(Saved data entries)
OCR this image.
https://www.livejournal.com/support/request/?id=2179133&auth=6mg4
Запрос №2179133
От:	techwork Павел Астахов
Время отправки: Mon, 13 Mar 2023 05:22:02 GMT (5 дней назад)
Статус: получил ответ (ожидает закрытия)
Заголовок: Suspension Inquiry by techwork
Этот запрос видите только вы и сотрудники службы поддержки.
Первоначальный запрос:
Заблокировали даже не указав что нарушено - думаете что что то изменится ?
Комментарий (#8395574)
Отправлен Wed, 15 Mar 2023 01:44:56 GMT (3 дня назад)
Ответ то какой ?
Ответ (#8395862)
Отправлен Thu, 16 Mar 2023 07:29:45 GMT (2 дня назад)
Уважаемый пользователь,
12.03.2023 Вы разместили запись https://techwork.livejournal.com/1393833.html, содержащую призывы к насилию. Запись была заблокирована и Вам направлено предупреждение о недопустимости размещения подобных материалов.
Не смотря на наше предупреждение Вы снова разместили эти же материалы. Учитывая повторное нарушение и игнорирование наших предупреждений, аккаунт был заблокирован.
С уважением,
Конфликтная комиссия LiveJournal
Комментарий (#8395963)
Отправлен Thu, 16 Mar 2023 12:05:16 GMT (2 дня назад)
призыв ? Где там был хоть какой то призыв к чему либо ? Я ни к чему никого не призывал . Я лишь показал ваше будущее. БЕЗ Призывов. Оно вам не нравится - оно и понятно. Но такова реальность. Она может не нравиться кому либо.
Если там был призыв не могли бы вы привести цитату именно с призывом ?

- _What the task requires_: Transcribe each entry precisely, missing none.

- _Response to this exercise_:
OCR this image.
https://www.livejournal.com/support/request/?id=2179133&auth=6mg4
Запрос №2179133
От:	techwork Павел Астахов
Время отправки: Mon, 13 Mar 2023 05:22:02 GMT (5 дней назад)
Статус: получил ответ (ожидает закрытия)
Заголовок: Suspension Inquiry by techwork
Этот запрос видите только вы и сотрудники службы поддержки.
Первоначальный запрос:
Заблокировали даже не указав что нарушено - думаете что что то изменится ?
Комментарий (#8395574)
Отправлен Wed, 15 Mar 2023 01:44:56 GMT (3 дня назад)
Ответ то какой ?
Ответ (#8395862)
Отправлен Thu, 16 Mar 2023 07:29:45 GMT (2 дня назад)
Уважаемый пользователь,
12.03.2023 Вы разместили запись https://techwork.livejournal.com/1393833.html, содержащую призывы к насилию. Запись была заблокирована и Вам направлено предупреждение о недопустимости размещения подобных материалов.
Не смотря на наше предупреждение Вы снова разместили эти же материалы. Учитывая повторное нарушение и игнорирование наших предупреждений, аккаунт был заблокирован.
С уважением,
Конфликтная комиссия LiveJournal
Комментарий (#8395963)
Отправлен Thu, 16 Mar 2023 12:05:16 GMT (2 дня назад)
призыв ? Где там был хоть какой то призыв к чему либо ? Я ни к чему никого не призывал . Я лишь показал ваше будущее. БЕЗ Призывов. Оно вам не нравится - оно и понятно. Но такова реальность. Она может не нравиться кому либо.
Если там был призыв не могли бы вы привести цитату именно с призывом ?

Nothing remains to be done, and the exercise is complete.